Using the listing below, copy every line that mentions "POUR".

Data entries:

—————

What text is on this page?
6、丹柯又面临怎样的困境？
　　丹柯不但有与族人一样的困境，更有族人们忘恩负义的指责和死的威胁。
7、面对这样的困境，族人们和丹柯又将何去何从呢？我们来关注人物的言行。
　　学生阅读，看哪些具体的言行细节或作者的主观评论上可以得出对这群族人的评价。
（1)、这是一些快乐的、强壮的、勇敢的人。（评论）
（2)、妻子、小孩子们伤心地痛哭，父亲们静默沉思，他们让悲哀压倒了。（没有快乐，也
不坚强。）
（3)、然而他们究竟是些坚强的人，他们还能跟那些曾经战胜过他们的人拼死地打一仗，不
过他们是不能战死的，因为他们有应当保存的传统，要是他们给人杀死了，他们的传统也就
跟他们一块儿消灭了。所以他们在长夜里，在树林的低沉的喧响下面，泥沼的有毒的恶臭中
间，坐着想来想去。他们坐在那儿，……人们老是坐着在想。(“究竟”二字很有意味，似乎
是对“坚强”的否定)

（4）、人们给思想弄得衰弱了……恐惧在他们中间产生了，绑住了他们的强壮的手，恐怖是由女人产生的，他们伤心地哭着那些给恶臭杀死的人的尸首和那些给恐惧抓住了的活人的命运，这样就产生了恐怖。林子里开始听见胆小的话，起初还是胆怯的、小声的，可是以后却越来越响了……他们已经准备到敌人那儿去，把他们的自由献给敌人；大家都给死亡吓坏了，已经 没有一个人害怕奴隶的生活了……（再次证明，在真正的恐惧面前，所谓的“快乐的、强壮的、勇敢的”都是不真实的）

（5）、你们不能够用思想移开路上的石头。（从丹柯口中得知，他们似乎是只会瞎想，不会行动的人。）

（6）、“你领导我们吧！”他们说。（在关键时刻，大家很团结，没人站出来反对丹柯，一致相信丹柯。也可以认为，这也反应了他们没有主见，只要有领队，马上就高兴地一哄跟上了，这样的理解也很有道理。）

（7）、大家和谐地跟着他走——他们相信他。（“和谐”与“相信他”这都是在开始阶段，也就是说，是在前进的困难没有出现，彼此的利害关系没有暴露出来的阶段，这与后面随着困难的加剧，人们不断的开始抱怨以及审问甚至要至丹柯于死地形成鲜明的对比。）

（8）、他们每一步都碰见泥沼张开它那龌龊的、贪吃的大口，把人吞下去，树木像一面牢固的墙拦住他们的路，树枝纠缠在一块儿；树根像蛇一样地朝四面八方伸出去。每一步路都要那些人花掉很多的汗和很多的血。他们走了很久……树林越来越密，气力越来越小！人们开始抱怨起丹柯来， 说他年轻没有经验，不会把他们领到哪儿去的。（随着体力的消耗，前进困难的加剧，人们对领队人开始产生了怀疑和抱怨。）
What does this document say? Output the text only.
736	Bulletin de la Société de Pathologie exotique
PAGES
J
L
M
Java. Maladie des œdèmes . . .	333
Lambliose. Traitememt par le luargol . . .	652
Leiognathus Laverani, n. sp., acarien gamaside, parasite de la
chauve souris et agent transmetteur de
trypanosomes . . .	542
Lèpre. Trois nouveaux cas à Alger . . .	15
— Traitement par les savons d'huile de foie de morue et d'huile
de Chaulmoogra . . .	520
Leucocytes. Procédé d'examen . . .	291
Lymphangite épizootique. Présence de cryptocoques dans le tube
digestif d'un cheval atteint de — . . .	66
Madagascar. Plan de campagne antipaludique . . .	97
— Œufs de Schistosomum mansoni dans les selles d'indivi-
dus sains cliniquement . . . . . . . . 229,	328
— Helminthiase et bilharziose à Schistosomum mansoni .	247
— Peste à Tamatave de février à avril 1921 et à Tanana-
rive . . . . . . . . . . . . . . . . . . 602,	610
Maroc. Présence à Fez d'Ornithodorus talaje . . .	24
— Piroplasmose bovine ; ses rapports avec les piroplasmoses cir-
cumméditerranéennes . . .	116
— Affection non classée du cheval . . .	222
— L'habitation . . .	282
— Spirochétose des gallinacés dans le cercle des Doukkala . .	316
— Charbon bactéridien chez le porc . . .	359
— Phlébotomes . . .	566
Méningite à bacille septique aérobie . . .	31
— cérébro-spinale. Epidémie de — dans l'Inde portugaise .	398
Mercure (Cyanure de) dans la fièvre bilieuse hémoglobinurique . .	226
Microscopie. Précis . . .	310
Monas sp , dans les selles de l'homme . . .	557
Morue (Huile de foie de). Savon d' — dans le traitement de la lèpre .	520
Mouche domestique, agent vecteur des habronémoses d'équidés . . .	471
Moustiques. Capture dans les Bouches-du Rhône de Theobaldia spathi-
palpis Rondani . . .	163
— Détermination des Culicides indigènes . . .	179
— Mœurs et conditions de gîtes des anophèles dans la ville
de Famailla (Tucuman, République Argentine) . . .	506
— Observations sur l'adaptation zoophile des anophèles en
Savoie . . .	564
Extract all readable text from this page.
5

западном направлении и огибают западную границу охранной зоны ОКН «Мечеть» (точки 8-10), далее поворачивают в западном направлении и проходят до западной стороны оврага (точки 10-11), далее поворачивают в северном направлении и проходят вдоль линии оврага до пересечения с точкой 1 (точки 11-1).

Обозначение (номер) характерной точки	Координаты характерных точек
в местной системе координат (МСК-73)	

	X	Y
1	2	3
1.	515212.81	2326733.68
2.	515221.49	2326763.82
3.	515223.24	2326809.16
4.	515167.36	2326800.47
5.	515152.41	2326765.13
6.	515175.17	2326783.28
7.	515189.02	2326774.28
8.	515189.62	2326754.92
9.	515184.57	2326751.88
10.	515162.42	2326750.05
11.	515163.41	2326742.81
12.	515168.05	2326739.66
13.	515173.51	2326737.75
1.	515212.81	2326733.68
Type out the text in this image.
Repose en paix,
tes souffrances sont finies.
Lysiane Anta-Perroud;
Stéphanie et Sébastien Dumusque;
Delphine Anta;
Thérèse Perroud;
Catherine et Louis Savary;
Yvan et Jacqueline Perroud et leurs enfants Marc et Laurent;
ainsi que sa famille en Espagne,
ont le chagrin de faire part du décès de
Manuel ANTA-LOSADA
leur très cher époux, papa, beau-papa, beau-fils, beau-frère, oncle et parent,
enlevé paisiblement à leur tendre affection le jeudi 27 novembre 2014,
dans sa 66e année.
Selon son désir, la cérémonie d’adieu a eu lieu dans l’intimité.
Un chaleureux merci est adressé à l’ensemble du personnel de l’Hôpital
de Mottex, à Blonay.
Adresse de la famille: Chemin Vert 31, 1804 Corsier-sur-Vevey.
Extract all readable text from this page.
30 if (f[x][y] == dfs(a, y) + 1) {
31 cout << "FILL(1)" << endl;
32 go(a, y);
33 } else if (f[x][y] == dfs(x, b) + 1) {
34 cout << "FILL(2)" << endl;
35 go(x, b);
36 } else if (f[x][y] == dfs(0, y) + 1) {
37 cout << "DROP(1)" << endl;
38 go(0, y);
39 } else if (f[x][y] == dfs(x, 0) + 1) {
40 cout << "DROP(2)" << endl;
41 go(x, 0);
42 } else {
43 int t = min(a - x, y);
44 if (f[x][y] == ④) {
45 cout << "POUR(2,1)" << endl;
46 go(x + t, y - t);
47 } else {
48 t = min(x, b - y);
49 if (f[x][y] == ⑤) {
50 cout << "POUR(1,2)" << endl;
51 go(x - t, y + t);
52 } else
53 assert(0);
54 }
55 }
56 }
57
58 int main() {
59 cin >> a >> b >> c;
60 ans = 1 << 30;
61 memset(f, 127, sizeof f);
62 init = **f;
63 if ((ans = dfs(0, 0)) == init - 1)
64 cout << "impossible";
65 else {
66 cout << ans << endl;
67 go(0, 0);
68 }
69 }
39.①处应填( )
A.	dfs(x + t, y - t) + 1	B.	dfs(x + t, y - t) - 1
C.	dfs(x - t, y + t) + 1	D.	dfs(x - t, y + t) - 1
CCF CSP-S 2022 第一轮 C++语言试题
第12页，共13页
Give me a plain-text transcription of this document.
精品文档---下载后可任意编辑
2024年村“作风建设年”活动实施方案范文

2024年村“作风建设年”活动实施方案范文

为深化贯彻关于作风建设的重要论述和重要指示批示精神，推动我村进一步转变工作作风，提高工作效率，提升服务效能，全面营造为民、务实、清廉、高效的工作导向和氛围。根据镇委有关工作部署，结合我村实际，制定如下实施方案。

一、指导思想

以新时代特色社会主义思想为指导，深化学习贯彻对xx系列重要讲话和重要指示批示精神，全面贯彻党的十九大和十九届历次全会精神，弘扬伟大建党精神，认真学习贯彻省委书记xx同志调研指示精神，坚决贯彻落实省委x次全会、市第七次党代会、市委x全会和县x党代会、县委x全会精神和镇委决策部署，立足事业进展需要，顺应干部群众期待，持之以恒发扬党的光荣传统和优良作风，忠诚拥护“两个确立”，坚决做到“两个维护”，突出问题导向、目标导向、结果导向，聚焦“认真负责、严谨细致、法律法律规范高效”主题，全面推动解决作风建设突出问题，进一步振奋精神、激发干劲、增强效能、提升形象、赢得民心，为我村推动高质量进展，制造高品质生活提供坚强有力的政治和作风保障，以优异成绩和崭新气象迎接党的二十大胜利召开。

—————

--- OUTPUT FOR THIS TASK ---
45 cout << "POUR(2,1)" << endl;
50 cout << "POUR(1,2)" << endl;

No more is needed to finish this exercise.